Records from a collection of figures
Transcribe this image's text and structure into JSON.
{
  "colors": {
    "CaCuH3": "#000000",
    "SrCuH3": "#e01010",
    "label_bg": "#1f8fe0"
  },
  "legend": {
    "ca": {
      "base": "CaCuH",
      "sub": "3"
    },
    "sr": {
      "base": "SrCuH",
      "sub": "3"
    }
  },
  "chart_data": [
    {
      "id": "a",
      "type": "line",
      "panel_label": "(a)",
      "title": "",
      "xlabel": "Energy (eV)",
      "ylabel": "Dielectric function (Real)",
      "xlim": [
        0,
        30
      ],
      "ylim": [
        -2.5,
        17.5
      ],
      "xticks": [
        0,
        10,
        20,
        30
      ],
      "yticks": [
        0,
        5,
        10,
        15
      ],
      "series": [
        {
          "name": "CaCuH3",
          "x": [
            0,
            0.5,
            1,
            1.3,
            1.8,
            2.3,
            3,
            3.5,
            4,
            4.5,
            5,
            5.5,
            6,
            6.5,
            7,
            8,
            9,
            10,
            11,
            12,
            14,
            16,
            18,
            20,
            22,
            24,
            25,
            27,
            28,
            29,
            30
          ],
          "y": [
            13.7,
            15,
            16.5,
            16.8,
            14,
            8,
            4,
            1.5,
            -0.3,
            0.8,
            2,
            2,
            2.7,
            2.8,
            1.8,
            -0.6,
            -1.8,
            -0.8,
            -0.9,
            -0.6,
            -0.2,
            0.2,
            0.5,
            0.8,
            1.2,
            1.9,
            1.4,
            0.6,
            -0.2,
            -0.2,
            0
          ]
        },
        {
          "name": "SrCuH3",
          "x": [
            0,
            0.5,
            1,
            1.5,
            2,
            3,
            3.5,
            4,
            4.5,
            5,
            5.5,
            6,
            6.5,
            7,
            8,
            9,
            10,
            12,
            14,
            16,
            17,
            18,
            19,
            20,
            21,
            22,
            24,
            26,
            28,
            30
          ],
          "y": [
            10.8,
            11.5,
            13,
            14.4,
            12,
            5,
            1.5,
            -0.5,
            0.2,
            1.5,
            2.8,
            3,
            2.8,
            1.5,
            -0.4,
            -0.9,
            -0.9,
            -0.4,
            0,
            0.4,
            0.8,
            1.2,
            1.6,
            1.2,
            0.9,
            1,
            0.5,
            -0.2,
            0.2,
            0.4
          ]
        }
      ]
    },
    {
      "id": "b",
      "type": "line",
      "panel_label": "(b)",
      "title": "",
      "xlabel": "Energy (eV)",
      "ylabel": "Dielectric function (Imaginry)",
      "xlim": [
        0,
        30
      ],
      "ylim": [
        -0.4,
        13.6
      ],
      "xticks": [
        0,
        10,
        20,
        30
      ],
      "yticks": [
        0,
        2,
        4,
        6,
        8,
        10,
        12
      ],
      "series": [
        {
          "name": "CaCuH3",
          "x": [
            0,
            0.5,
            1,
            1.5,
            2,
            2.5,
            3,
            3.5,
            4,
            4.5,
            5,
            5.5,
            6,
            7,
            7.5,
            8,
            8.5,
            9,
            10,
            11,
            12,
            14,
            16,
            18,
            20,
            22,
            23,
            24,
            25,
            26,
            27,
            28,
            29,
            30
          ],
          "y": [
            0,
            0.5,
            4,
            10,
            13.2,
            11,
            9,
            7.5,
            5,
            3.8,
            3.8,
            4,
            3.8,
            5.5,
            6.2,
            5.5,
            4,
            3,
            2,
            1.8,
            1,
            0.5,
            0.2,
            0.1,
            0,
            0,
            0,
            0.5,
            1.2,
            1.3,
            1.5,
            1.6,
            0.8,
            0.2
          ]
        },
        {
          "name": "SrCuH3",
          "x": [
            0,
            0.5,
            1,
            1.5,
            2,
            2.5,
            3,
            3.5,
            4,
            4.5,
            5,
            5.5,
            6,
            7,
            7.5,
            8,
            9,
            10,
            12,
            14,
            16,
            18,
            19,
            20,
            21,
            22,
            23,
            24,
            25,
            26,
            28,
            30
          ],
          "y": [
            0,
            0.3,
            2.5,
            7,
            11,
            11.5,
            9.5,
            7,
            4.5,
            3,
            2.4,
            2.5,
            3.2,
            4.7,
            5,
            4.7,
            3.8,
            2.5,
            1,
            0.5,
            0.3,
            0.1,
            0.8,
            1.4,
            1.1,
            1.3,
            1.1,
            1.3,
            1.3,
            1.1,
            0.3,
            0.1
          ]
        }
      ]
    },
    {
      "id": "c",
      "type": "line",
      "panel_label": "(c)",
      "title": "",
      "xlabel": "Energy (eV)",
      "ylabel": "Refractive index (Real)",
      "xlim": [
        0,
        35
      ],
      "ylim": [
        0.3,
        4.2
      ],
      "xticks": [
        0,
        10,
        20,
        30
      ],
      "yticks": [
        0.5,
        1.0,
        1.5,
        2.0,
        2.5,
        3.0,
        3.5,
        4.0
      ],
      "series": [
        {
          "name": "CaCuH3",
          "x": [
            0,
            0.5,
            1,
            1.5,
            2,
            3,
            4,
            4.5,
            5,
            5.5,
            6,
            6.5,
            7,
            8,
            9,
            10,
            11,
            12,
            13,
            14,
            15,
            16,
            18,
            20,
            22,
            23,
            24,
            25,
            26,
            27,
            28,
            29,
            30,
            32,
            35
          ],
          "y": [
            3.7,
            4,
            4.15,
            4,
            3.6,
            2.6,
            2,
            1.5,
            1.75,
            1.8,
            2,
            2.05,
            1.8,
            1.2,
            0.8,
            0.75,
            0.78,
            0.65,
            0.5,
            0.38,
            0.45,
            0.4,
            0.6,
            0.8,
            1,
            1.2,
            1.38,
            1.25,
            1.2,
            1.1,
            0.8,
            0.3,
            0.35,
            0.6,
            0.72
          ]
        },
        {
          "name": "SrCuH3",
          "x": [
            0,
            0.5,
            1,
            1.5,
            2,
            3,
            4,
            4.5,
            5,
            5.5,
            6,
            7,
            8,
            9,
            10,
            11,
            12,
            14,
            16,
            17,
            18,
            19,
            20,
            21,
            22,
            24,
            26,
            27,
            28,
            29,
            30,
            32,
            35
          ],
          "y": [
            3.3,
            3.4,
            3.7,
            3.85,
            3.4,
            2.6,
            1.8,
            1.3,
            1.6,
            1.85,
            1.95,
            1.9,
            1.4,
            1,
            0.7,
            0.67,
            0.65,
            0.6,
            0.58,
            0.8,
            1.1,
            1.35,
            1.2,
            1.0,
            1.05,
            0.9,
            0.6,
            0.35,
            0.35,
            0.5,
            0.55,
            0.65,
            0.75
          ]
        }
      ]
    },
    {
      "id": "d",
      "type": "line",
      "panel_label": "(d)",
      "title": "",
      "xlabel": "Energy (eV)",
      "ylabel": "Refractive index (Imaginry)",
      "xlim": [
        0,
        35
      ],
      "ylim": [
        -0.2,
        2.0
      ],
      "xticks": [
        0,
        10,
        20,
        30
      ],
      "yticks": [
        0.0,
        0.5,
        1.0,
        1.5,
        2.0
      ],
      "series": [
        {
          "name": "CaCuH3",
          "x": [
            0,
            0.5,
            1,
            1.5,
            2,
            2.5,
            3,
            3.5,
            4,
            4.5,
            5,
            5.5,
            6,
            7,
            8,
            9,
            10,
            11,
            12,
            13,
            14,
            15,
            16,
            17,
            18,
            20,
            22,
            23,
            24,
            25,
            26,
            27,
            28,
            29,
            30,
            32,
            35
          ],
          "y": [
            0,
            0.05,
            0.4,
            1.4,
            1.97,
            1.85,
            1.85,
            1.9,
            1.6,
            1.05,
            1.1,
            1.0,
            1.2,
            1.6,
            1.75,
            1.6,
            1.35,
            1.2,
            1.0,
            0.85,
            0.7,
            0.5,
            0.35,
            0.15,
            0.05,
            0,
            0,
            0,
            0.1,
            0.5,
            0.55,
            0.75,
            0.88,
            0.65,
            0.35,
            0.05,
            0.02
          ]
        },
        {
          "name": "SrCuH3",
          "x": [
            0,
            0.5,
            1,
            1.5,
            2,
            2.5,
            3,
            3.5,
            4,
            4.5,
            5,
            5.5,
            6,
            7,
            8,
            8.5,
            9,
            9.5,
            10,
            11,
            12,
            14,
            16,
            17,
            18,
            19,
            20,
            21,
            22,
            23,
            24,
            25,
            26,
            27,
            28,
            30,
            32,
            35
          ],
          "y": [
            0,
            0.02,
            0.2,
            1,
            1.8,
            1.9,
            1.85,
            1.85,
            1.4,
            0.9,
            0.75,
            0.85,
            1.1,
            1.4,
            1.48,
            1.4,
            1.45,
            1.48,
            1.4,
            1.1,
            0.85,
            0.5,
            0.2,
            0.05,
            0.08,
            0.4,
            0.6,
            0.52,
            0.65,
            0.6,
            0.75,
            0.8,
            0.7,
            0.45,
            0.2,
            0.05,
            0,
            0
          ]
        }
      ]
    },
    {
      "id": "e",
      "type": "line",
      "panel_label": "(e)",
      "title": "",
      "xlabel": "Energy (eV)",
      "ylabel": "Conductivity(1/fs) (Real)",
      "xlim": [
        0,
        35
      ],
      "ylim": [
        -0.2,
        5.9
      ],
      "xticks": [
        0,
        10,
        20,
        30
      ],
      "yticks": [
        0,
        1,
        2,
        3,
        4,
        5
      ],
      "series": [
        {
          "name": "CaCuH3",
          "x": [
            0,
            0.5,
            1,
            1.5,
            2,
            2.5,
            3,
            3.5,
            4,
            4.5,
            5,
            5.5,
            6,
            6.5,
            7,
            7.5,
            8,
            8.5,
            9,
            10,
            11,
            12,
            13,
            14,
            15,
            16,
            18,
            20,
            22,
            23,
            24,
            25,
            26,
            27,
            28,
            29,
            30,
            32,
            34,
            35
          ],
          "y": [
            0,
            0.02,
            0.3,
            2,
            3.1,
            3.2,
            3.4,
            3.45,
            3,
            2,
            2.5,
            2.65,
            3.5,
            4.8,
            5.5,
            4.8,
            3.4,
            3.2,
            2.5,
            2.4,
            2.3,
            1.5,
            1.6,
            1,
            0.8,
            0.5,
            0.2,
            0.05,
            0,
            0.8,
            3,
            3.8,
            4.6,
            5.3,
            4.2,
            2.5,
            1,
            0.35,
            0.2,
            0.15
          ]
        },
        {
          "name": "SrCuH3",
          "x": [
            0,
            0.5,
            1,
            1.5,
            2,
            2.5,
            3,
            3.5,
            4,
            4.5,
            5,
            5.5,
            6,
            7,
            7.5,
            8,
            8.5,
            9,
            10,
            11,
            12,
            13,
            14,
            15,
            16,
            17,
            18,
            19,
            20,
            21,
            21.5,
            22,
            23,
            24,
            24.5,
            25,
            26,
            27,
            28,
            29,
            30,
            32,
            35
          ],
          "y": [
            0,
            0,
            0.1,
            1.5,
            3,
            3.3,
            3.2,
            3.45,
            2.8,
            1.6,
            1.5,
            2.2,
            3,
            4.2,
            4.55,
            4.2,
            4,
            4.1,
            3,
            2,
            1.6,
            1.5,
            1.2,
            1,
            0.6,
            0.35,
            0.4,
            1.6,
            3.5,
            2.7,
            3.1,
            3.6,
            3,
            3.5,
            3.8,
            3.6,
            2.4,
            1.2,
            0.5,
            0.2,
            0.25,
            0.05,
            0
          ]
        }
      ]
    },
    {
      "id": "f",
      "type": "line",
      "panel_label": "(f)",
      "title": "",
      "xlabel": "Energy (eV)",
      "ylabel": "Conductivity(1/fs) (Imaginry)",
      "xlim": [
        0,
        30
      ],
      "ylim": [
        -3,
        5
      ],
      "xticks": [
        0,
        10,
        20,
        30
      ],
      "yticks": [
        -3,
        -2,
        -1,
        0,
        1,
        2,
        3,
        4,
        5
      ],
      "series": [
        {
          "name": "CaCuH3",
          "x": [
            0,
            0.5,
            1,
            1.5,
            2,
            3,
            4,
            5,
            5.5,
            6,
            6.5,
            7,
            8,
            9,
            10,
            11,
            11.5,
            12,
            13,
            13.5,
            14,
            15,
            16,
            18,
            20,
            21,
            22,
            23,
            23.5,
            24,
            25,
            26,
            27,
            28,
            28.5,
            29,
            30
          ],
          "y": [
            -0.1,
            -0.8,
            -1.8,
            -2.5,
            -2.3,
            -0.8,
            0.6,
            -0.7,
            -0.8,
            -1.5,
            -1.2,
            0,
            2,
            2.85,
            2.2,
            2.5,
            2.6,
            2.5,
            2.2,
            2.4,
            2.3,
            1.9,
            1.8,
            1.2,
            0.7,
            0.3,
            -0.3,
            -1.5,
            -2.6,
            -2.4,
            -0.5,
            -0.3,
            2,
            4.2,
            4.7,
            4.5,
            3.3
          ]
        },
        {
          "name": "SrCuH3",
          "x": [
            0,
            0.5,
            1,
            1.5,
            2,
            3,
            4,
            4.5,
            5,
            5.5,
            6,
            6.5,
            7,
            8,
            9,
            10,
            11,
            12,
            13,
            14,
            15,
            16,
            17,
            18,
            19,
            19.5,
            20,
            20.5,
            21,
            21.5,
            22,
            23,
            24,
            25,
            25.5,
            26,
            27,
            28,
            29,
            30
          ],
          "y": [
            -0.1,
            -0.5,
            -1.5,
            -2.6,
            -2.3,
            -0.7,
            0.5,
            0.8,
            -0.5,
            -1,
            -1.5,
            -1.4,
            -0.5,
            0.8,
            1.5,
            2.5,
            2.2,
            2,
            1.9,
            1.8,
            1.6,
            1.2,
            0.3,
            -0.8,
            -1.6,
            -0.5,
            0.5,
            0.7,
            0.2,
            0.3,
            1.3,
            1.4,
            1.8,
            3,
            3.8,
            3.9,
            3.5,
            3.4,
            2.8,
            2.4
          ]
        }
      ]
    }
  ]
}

**EXERCISE AIM**: Collect each line holding the string "Imaginry".

**EXERCISE OUTPUT**:
      "ylabel": "Dielectric function (Imaginry)",
      "ylabel": "Refractive index (Imaginry)",
      "ylabel": "Conductivity(1/fs) (Imaginry)",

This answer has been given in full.